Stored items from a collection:
####################

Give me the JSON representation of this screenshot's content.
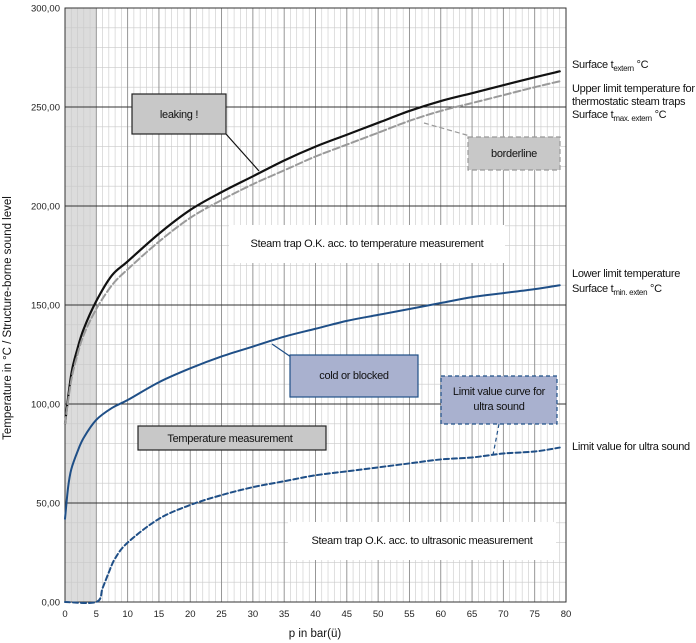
{
  "chart_data": {
    "type": "line",
    "title": "",
    "xlabel": "p in bar(ü)",
    "ylabel": "Temperature in °C / Structure-borne sound level",
    "xlim": [
      0,
      80
    ],
    "ylim": [
      0,
      300
    ],
    "x_ticks": [
      "0",
      "5",
      "10",
      "15",
      "20",
      "25",
      "30",
      "35",
      "40",
      "45",
      "50",
      "55",
      "60",
      "65",
      "70",
      "75",
      "80"
    ],
    "y_ticks": [
      "0,00",
      "50,00",
      "100,00",
      "150,00",
      "200,00",
      "250,00",
      "300,00"
    ],
    "grid": true,
    "shaded_region": {
      "x_from": 0,
      "x_to": 5
    },
    "series": [
      {
        "name": "Surface t extern °C",
        "style": "solid",
        "color": "#111111",
        "points": [
          [
            0,
            90
          ],
          [
            1,
            115
          ],
          [
            2,
            128
          ],
          [
            3,
            138
          ],
          [
            5,
            152
          ],
          [
            7.5,
            165
          ],
          [
            10,
            172
          ],
          [
            15,
            186
          ],
          [
            20,
            198
          ],
          [
            25,
            207
          ],
          [
            30,
            215
          ],
          [
            35,
            223
          ],
          [
            40,
            230
          ],
          [
            45,
            236
          ],
          [
            50,
            242
          ],
          [
            55,
            248
          ],
          [
            60,
            253
          ],
          [
            65,
            257
          ],
          [
            70,
            261
          ],
          [
            75,
            265
          ],
          [
            79,
            268
          ]
        ]
      },
      {
        "name": "Upper limit temperature for thermostatic steam traps Surface t max. extern °C",
        "style": "dashed",
        "color": "#9a9a9a",
        "points": [
          [
            0,
            90
          ],
          [
            1,
            112
          ],
          [
            2,
            125
          ],
          [
            3,
            135
          ],
          [
            5,
            148
          ],
          [
            7.5,
            160
          ],
          [
            10,
            168
          ],
          [
            15,
            182
          ],
          [
            20,
            194
          ],
          [
            25,
            203
          ],
          [
            30,
            211
          ],
          [
            35,
            218
          ],
          [
            40,
            225
          ],
          [
            45,
            231
          ],
          [
            50,
            237
          ],
          [
            55,
            243
          ],
          [
            60,
            248
          ],
          [
            65,
            252
          ],
          [
            70,
            256
          ],
          [
            75,
            260
          ],
          [
            79,
            263
          ]
        ]
      },
      {
        "name": "Lower limit temperature Surface t min. extern °C",
        "style": "solid",
        "color": "#1f4f87",
        "points": [
          [
            0,
            42
          ],
          [
            0.5,
            58
          ],
          [
            1,
            67
          ],
          [
            2,
            76
          ],
          [
            3,
            83
          ],
          [
            5,
            92
          ],
          [
            7.5,
            98
          ],
          [
            10,
            102
          ],
          [
            15,
            111
          ],
          [
            20,
            118
          ],
          [
            25,
            124
          ],
          [
            30,
            129
          ],
          [
            35,
            134
          ],
          [
            40,
            138
          ],
          [
            45,
            142
          ],
          [
            50,
            145
          ],
          [
            55,
            148
          ],
          [
            60,
            151
          ],
          [
            65,
            154
          ],
          [
            70,
            156
          ],
          [
            75,
            158
          ],
          [
            79,
            160
          ]
        ]
      },
      {
        "name": "Limit value for ultra sound",
        "style": "dashed",
        "color": "#1f4f87",
        "points": [
          [
            0,
            0
          ],
          [
            5,
            0
          ],
          [
            6,
            7
          ],
          [
            7,
            15
          ],
          [
            8,
            22
          ],
          [
            10,
            30
          ],
          [
            15,
            42
          ],
          [
            20,
            49
          ],
          [
            25,
            54
          ],
          [
            30,
            58
          ],
          [
            35,
            61
          ],
          [
            40,
            64
          ],
          [
            45,
            66
          ],
          [
            50,
            68
          ],
          [
            55,
            70
          ],
          [
            60,
            72
          ],
          [
            65,
            73
          ],
          [
            70,
            75
          ],
          [
            75,
            76
          ],
          [
            79,
            78
          ]
        ]
      }
    ]
  },
  "labels": {
    "surface_extern_main": "Surface t",
    "surface_extern_sub": "extern",
    "surface_extern_tail": " °C",
    "upper_line1": "Upper limit temperature for",
    "upper_line2": "thermostatic steam traps",
    "upper_line3_main": "Surface t",
    "upper_line3_sub": "max. extern",
    "upper_line3_tail": " °C",
    "lower_line1": "Lower limit temperature",
    "lower_line2_main": "Surface t",
    "lower_line2_sub": "min. exten",
    "lower_line2_tail": " °C",
    "ultrasound_limit": "Limit value for ultra sound"
  },
  "boxes": {
    "leaking": "leaking !",
    "borderline": "borderline",
    "cold_blocked": "cold or blocked",
    "limit_curve_line1": "Limit value curve for",
    "limit_curve_line2": "ultra sound",
    "temperature_measurement": "Temperature measurement"
  },
  "regions": {
    "ok_temperature": "Steam trap O.K. acc. to temperature measurement",
    "ok_ultrasonic": "Steam trap O.K. acc. to ultrasonic measurement"
  },
  "colors": {
    "box_gray": "#c8c8c8",
    "box_blue": "#a9b1cf",
    "curve_blue": "#1f4f87",
    "shade": "#dcdcdc"
  }
}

####################

### Challenge
Which lines of the material contain the string "thermostatic"? List each of them.

### Answer to this task
        "name": "Upper limit temperature for thermostatic steam traps Surface t max. extern °C",
    "upper_line2": "thermostatic steam traps",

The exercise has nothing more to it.